Set task →
Go through the listing and return every line with "Rail" in it.

Stored data entries:
>> Start

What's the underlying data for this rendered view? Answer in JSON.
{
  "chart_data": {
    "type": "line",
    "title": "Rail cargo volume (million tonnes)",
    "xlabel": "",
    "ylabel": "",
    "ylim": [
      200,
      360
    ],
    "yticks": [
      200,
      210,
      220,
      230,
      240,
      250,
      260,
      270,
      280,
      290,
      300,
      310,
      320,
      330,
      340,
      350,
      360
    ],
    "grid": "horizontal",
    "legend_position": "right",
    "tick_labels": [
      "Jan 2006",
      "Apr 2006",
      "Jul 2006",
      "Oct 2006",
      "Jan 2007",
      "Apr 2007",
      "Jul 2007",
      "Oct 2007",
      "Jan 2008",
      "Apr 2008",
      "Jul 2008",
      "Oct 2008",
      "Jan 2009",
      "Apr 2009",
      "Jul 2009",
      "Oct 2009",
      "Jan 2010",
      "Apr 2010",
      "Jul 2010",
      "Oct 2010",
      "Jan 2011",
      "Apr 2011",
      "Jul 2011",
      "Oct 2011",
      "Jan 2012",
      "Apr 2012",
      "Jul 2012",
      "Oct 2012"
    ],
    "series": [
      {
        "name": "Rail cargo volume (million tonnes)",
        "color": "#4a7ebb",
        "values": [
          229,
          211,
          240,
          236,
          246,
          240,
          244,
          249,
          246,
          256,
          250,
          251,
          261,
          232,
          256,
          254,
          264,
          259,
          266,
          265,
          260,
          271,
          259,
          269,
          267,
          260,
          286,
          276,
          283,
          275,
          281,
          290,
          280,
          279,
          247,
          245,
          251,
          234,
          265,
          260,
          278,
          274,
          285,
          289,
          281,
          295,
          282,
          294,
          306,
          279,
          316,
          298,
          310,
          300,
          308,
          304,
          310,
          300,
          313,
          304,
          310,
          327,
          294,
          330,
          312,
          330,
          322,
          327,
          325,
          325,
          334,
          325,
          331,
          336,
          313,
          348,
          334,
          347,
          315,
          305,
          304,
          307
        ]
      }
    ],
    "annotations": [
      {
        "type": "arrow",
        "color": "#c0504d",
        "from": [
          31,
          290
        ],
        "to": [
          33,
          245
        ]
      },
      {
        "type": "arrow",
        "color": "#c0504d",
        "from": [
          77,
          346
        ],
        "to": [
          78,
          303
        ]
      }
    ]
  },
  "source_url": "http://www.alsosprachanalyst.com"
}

>> End

Exercise answer →
    "title": "Rail cargo volume (million tonnes)",
        "name": "Rail cargo volume (million tonnes)",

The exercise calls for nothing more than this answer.